--- Requirements ---
Please write out every line of the records below word for word, leaving out the pictures.

--- Dataset rows ---

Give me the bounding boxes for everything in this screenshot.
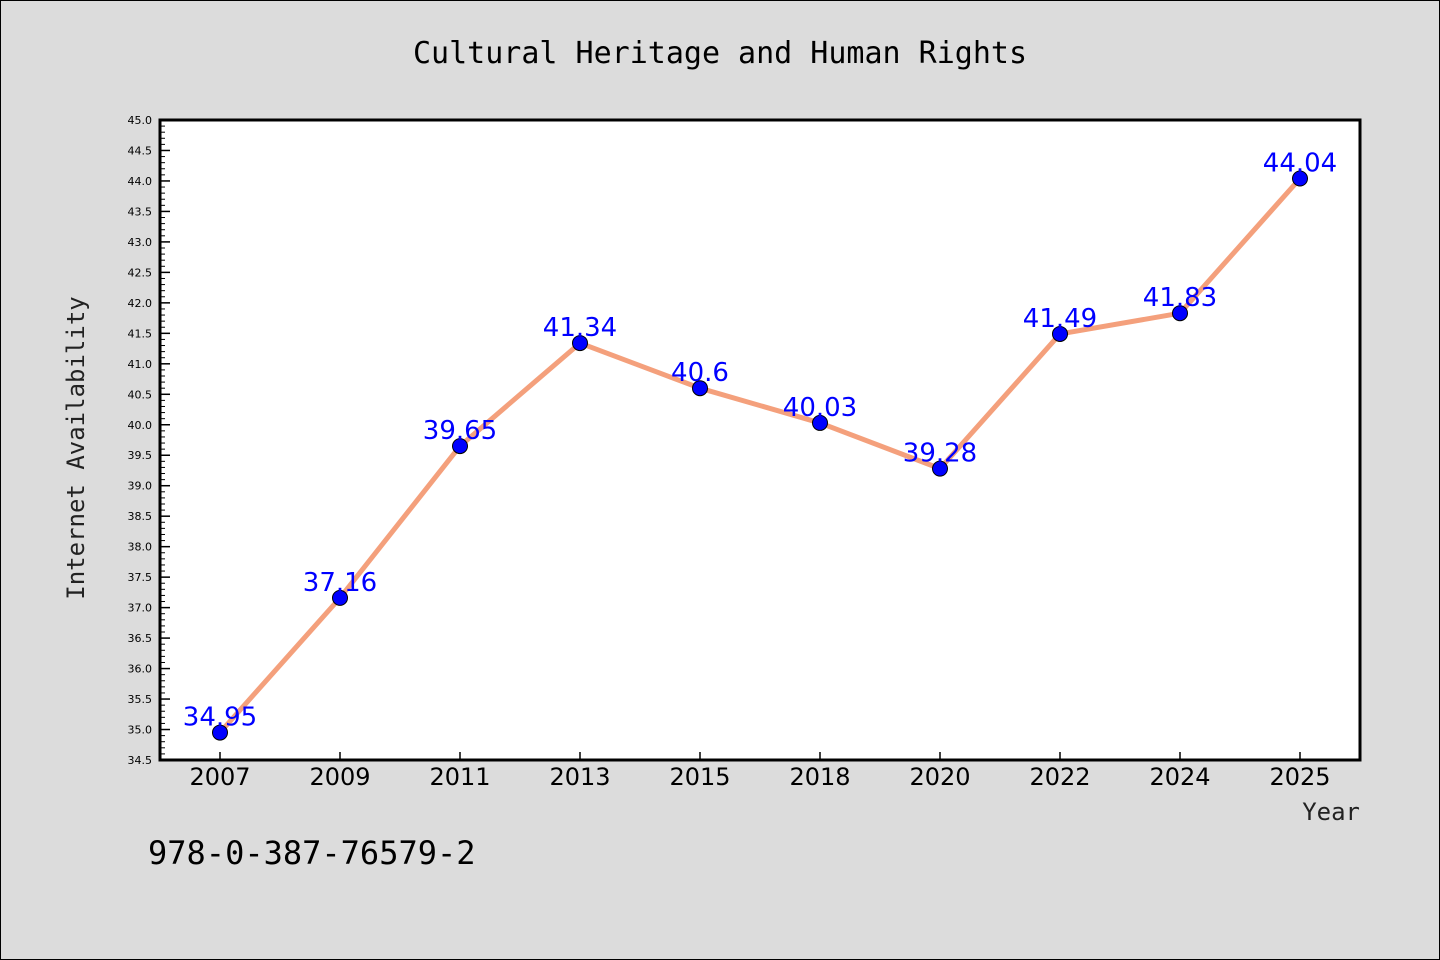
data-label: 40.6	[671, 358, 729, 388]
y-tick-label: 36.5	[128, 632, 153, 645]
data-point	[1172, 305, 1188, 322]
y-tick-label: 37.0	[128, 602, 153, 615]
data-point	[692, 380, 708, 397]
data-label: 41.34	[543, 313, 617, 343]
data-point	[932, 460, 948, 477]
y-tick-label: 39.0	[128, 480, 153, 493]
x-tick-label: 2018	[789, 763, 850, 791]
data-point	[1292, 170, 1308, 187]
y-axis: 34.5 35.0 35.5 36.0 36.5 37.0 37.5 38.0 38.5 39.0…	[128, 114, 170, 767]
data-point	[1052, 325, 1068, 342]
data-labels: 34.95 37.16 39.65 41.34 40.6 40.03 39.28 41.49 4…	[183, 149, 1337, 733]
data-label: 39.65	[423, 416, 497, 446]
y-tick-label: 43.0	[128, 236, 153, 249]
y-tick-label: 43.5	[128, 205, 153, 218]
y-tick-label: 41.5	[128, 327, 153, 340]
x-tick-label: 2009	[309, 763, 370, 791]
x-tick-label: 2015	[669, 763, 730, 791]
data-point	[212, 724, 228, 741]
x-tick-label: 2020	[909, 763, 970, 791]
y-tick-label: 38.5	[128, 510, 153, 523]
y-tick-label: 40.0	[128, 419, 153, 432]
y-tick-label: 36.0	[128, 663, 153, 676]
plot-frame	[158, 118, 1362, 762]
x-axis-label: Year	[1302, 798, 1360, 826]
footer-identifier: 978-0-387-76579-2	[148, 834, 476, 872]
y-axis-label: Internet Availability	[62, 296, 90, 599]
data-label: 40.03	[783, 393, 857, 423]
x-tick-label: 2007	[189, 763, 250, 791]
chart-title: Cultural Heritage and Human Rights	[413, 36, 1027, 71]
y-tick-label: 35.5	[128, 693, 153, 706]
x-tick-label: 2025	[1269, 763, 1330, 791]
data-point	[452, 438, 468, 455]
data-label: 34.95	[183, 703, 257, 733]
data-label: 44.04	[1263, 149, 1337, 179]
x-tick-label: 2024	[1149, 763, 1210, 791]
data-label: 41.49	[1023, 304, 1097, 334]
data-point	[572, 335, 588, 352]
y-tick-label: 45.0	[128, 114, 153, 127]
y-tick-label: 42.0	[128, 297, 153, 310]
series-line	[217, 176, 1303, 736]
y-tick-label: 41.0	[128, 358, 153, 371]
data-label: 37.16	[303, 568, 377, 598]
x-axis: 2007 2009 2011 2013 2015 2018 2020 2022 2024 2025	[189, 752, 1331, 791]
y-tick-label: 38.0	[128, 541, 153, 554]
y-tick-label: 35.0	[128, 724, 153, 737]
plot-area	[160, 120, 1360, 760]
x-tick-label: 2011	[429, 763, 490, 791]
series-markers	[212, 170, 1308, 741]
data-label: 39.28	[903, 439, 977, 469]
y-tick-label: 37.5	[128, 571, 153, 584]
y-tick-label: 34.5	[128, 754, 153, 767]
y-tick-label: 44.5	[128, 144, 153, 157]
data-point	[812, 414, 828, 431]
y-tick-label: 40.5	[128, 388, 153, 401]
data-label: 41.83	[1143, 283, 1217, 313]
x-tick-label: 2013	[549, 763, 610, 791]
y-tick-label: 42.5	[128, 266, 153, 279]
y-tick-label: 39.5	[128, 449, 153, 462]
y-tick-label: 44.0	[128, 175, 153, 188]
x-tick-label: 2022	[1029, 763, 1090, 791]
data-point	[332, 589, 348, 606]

--- Result ---
Give me the bounding boxes for everything in this screenshot.
data-label: 40.6	[671, 358, 729, 388]
y-tick-label: 36.5	[128, 632, 153, 645]
data-point	[1172, 305, 1188, 322]
y-tick-label: 37.0	[128, 602, 153, 615]
data-point	[692, 380, 708, 397]
data-label: 41.34	[543, 313, 617, 343]
data-point	[932, 460, 948, 477]
y-tick-label: 39.0	[128, 480, 153, 493]
x-tick-label: 2018	[789, 763, 850, 791]
data-point	[1292, 170, 1308, 187]
y-axis: 34.5 35.0 35.5 36.0 36.5 37.0 37.5 38.0 38.5 39.0…	[128, 114, 170, 767]
data-point	[1052, 325, 1068, 342]
data-labels: 34.95 37.16 39.65 41.34 40.6 40.03 39.28 41.49 4…	[183, 149, 1337, 733]
data-label: 39.65	[423, 416, 497, 446]
y-tick-label: 43.0	[128, 236, 153, 249]
y-tick-label: 43.5	[128, 205, 153, 218]
y-tick-label: 41.5	[128, 327, 153, 340]
x-tick-label: 2009	[309, 763, 370, 791]
x-tick-label: 2015	[669, 763, 730, 791]
data-point	[212, 724, 228, 741]
x-tick-label: 2020	[909, 763, 970, 791]
y-tick-label: 38.5	[128, 510, 153, 523]
y-tick-label: 40.0	[128, 419, 153, 432]
y-tick-label: 36.0	[128, 663, 153, 676]
plot-frame	[158, 118, 1362, 762]
x-axis-label: Year	[1302, 798, 1360, 826]
footer-identifier: 978-0-387-76579-2	[148, 834, 476, 872]
y-axis-label: Internet Availability	[62, 296, 90, 599]
data-label: 40.03	[783, 393, 857, 423]
x-tick-label: 2007	[189, 763, 250, 791]
chart-title: Cultural Heritage and Human Rights	[413, 36, 1027, 71]
y-tick-label: 35.5	[128, 693, 153, 706]
x-tick-label: 2025	[1269, 763, 1330, 791]
data-point	[452, 438, 468, 455]
data-label: 34.95	[183, 703, 257, 733]
data-label: 44.04	[1263, 149, 1337, 179]
x-tick-label: 2024	[1149, 763, 1210, 791]
data-label: 41.49	[1023, 304, 1097, 334]
data-point	[572, 335, 588, 352]
y-tick-label: 45.0	[128, 114, 153, 127]
y-tick-label: 42.0	[128, 297, 153, 310]
series-line	[217, 176, 1303, 736]
y-tick-label: 41.0	[128, 358, 153, 371]
data-label: 37.16	[303, 568, 377, 598]
x-axis: 2007 2009 2011 2013 2015 2018 2020 2022 2024 2025	[189, 752, 1331, 791]
y-tick-label: 38.0	[128, 541, 153, 554]
y-tick-label: 35.0	[128, 724, 153, 737]
plot-area	[160, 120, 1360, 760]
x-tick-label: 2011	[429, 763, 490, 791]
series-markers	[212, 170, 1308, 741]
data-label: 39.28	[903, 439, 977, 469]
y-tick-label: 37.5	[128, 571, 153, 584]
y-tick-label: 34.5	[128, 754, 153, 767]
y-tick-label: 44.5	[128, 144, 153, 157]
data-point	[812, 414, 828, 431]
y-tick-label: 40.5	[128, 388, 153, 401]
data-label: 41.83	[1143, 283, 1217, 313]
x-tick-label: 2013	[549, 763, 610, 791]
y-tick-label: 42.5	[128, 266, 153, 279]
y-tick-label: 39.5	[128, 449, 153, 462]
y-tick-label: 44.0	[128, 175, 153, 188]
x-tick-label: 2022	[1029, 763, 1090, 791]
data-point	[332, 589, 348, 606]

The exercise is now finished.